Task prompt | Print the listing below exactly.

(Collected data entries)
-- Start --
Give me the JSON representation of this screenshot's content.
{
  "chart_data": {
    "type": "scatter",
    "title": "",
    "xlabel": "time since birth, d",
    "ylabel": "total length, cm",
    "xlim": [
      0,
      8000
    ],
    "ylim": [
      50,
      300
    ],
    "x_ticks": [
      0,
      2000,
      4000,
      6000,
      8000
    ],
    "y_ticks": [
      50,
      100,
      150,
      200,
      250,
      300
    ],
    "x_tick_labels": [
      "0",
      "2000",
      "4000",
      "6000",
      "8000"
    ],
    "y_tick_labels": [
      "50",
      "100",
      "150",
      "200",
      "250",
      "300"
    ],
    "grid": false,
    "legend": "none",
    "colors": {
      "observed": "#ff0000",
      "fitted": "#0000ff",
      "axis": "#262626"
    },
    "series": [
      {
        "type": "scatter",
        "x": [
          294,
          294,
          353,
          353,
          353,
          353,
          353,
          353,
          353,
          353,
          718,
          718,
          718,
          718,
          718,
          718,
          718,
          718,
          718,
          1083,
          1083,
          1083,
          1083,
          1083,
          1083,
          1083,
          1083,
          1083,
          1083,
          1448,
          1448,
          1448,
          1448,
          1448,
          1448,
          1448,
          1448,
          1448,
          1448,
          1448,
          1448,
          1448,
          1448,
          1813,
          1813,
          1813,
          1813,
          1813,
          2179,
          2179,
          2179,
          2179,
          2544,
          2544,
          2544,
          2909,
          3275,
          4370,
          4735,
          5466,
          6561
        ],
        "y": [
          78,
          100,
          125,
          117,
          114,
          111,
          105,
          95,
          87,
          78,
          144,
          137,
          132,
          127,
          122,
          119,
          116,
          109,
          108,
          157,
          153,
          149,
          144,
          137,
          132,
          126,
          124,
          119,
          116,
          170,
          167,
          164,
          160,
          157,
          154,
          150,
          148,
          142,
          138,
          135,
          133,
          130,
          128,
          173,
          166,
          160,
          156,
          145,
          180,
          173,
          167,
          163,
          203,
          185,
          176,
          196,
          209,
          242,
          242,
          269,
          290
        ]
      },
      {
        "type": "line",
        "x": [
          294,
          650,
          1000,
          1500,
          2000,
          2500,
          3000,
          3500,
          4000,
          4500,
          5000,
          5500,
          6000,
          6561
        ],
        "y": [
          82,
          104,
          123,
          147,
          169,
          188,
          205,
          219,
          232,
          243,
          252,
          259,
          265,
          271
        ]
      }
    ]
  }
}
-- End --
Task result |
Give me the JSON representation of this screenshot's content.
{
  "chart_data": {
    "type": "scatter",
    "title": "",
    "xlabel": "time since birth, d",
    "ylabel": "total length, cm",
    "xlim": [
      0,
      8000
    ],
    "ylim": [
      50,
      300
    ],
    "x_ticks": [
      0,
      2000,
      4000,
      6000,
      8000
    ],
    "y_ticks": [
      50,
      100,
      150,
      200,
      250,
      300
    ],
    "x_tick_labels": [
      "0",
      "2000",
      "4000",
      "6000",
      "8000"
    ],
    "y_tick_labels": [
      "50",
      "100",
      "150",
      "200",
      "250",
      "300"
    ],
    "grid": false,
    "legend": "none",
    "colors": {
      "observed": "#ff0000",
      "fitted": "#0000ff",
      "axis": "#262626"
    },
    "series": [
      {
        "type": "scatter",
        "x": [
          294,
          294,
          353,
          353,
          353,
          353,
          353,
          353,
          353,
          353,
          718,
          718,
          718,
          718,
          718,
          718,
          718,
          718,
          718,
          1083,
          1083,
          1083,
          1083,
          1083,
          1083,
          1083,
          1083,
          1083,
          1083,
          1448,
          1448,
          1448,
          1448,
          1448,
          1448,
          1448,
          1448,
          1448,
          1448,
          1448,
          1448,
          1448,
          1448,
          1813,
          1813,
          1813,
          1813,
          1813,
          2179,
          2179,
          2179,
          2179,
          2544,
          2544,
          2544,
          2909,
          3275,
          4370,
          4735,
          5466,
          6561
        ],
        "y": [
          78,
          100,
          125,
          117,
          114,
          111,
          105,
          95,
          87,
          78,
          144,
          137,
          132,
          127,
          122,
          119,
          116,
          109,
          108,
          157,
          153,
          149,
          144,
          137,
          132,
          126,
          124,
          119,
          116,
          170,
          167,
          164,
          160,
          157,
          154,
          150,
          148,
          142,
          138,
          135,
          133,
          130,
          128,
          173,
          166,
          160,
          156,
          145,
          180,
          173,
          167,
          163,
          203,
          185,
          176,
          196,
          209,
          242,
          242,
          269,
          290
        ]
      },
      {
        "type": "line",
        "x": [
          294,
          650,
          1000,
          1500,
          2000,
          2500,
          3000,
          3500,
          4000,
          4500,
          5000,
          5500,
          6000,
          6561
        ],
        "y": [
          82,
          104,
          123,
          147,
          169,
          188,
          205,
          219,
          232,
          243,
          252,
          259,
          265,
          271
        ]
      }
    ]
  }
}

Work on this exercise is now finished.